>>>

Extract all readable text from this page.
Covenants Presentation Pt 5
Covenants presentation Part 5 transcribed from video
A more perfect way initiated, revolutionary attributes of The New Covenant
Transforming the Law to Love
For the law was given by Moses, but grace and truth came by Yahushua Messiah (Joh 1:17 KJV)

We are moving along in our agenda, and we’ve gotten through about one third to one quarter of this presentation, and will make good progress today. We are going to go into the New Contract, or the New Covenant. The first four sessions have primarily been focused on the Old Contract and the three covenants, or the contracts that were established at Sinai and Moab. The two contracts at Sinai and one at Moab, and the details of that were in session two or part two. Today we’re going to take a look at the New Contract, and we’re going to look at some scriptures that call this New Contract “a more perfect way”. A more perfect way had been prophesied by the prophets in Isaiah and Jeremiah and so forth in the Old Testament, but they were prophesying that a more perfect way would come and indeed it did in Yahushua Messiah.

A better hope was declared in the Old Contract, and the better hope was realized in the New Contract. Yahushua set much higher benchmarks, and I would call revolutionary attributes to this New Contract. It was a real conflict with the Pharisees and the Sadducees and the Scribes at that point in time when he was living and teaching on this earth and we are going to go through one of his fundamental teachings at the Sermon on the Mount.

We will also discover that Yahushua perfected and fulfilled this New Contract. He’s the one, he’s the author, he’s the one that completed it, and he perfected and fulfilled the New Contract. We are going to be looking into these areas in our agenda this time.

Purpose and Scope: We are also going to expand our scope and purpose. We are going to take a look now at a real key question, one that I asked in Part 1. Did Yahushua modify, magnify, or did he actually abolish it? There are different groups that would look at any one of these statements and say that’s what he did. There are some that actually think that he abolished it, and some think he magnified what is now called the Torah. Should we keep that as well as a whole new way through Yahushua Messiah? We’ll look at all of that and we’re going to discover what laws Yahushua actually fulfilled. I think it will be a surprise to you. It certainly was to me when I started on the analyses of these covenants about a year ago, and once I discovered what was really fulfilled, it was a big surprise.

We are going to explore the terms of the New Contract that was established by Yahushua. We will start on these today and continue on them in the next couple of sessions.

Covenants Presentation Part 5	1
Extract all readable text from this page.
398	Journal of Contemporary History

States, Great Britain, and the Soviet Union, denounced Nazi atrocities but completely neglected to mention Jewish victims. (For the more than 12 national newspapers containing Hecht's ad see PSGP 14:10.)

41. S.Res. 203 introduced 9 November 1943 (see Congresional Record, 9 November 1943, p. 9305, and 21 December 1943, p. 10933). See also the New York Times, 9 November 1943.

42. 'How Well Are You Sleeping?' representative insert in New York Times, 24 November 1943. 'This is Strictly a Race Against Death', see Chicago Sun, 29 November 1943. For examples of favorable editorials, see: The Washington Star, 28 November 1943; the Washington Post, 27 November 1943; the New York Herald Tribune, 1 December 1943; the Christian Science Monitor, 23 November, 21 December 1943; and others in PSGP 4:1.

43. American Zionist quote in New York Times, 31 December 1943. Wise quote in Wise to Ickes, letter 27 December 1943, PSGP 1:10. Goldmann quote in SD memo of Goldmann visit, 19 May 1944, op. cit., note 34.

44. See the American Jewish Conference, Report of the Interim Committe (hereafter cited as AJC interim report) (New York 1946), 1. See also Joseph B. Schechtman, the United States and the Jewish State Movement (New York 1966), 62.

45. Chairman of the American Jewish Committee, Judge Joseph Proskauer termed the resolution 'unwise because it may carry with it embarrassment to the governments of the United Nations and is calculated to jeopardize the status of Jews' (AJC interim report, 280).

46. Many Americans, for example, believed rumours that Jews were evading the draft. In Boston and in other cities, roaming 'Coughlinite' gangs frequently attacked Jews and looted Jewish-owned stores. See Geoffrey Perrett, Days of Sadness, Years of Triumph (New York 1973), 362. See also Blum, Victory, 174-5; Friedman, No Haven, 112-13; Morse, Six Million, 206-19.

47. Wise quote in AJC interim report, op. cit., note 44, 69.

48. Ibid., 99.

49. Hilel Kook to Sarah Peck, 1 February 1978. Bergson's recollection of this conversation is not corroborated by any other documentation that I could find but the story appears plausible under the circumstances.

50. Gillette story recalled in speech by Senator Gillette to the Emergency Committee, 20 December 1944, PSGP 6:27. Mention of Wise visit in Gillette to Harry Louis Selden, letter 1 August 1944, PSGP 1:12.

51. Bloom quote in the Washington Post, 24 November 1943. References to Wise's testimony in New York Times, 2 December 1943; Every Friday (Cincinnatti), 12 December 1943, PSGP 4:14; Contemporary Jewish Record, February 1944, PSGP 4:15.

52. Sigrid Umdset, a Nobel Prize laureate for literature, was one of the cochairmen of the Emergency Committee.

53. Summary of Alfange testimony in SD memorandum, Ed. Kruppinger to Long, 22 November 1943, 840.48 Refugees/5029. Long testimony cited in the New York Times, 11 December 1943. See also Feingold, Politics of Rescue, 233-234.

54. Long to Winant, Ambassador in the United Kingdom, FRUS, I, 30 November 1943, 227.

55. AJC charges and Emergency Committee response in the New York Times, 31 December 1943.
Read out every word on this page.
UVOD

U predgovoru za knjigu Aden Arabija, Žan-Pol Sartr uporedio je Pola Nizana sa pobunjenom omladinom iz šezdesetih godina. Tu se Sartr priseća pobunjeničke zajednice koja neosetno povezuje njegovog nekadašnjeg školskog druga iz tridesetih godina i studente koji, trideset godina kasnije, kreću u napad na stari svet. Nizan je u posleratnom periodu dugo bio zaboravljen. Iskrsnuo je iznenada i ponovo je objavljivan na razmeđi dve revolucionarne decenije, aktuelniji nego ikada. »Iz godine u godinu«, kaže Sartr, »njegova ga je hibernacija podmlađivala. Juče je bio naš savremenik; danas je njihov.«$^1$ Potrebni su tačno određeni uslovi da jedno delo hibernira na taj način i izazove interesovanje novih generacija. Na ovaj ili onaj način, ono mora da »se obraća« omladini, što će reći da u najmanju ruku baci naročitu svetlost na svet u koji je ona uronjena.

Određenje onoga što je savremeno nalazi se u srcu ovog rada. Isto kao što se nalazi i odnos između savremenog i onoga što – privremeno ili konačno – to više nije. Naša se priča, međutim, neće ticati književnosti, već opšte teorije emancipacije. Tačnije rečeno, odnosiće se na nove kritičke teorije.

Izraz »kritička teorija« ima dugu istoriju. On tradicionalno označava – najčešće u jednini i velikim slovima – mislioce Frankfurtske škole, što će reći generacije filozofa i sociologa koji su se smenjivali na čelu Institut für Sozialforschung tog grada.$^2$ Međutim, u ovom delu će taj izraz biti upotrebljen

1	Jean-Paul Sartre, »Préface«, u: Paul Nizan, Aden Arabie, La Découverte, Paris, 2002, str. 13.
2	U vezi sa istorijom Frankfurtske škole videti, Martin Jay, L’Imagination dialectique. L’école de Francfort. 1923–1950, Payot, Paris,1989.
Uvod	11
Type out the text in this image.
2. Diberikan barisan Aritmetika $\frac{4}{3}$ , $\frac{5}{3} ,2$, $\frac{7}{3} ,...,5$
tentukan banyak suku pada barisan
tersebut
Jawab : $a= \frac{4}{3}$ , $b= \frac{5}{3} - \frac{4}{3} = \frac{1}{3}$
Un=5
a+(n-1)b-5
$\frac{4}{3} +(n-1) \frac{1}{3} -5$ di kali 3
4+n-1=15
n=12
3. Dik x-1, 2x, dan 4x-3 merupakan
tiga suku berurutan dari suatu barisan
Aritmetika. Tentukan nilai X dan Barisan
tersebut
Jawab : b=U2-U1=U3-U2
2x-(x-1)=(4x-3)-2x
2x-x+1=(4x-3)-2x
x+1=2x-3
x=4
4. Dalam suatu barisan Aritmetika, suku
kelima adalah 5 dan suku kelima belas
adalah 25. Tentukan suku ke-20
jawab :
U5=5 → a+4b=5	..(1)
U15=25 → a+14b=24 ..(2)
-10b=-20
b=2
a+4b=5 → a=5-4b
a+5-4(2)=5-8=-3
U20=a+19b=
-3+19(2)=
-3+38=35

<<<

Everything from the line containing "Type out the text in this image." to the end of the data above should be quoted exactly, please, both ends included, and nothing outside that span.

Type out the text in this image.
2. Diberikan barisan Aritmetika $\frac{4}{3}$ , $\frac{5}{3} ,2$, $\frac{7}{3} ,...,5$
tentukan banyak suku pada barisan
tersebut
Jawab : $a= \frac{4}{3}$ , $b= \frac{5}{3} - \frac{4}{3} = \frac{1}{3}$
Un=5
a+(n-1)b-5
$\frac{4}{3} +(n-1) \frac{1}{3} -5$ di kali 3
4+n-1=15
n=12
3. Dik x-1, 2x, dan 4x-3 merupakan
tiga suku berurutan dari suatu barisan
Aritmetika. Tentukan nilai X dan Barisan
tersebut
Jawab : b=U2-U1=U3-U2
2x-(x-1)=(4x-3)-2x
2x-x+1=(4x-3)-2x
x+1=2x-3
x=4
4. Dalam suatu barisan Aritmetika, suku
kelima adalah 5 dan suku kelima belas
adalah 25. Tentukan suku ke-20
jawab :
U5=5 → a+4b=5	..(1)
U15=25 → a+14b=24 ..(2)
-10b=-20
b=2
a+4b=5 → a=5-4b
a+5-4(2)=5-8=-3
U20=a+19b=
-3+19(2)=
-3+38=35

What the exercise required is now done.